§ Records from a dataset:
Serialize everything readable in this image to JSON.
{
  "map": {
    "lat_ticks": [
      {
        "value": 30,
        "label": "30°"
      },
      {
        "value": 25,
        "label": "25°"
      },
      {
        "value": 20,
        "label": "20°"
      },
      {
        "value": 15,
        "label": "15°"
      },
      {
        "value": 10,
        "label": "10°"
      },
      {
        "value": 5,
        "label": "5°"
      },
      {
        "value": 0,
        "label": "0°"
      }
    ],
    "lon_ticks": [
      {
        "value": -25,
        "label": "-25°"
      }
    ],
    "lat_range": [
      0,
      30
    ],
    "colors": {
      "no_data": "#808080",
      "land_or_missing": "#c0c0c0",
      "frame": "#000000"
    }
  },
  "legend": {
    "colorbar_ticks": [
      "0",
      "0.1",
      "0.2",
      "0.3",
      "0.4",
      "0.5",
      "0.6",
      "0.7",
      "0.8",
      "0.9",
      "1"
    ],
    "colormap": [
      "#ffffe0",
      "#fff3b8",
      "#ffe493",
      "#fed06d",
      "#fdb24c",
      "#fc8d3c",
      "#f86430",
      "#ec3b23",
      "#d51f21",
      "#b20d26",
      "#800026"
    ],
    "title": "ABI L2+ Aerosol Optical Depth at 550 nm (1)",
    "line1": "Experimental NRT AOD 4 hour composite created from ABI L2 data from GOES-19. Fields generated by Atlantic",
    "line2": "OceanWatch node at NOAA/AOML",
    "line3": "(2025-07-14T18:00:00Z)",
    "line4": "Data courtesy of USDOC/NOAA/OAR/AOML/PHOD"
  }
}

§ Requirements:
Reproduce the material precisely, including every line.

§ Answer to this exercise:
Serialize everything readable in this image to JSON.
{
  "map": {
    "lat_ticks": [
      {
        "value": 30,
        "label": "30°"
      },
      {
        "value": 25,
        "label": "25°"
      },
      {
        "value": 20,
        "label": "20°"
      },
      {
        "value": 15,
        "label": "15°"
      },
      {
        "value": 10,
        "label": "10°"
      },
      {
        "value": 5,
        "label": "5°"
      },
      {
        "value": 0,
        "label": "0°"
      }
    ],
    "lon_ticks": [
      {
        "value": -25,
        "label": "-25°"
      }
    ],
    "lat_range": [
      0,
      30
    ],
    "colors": {
      "no_data": "#808080",
      "land_or_missing": "#c0c0c0",
      "frame": "#000000"
    }
  },
  "legend": {
    "colorbar_ticks": [
      "0",
      "0.1",
      "0.2",
      "0.3",
      "0.4",
      "0.5",
      "0.6",
      "0.7",
      "0.8",
      "0.9",
      "1"
    ],
    "colormap": [
      "#ffffe0",
      "#fff3b8",
      "#ffe493",
      "#fed06d",
      "#fdb24c",
      "#fc8d3c",
      "#f86430",
      "#ec3b23",
      "#d51f21",
      "#b20d26",
      "#800026"
    ],
    "title": "ABI L2+ Aerosol Optical Depth at 550 nm (1)",
    "line1": "Experimental NRT AOD 4 hour composite created from ABI L2 data from GOES-19. Fields generated by Atlantic",
    "line2": "OceanWatch node at NOAA/AOML",
    "line3": "(2025-07-14T18:00:00Z)",
    "line4": "Data courtesy of USDOC/NOAA/OAR/AOML/PHOD"
  }
}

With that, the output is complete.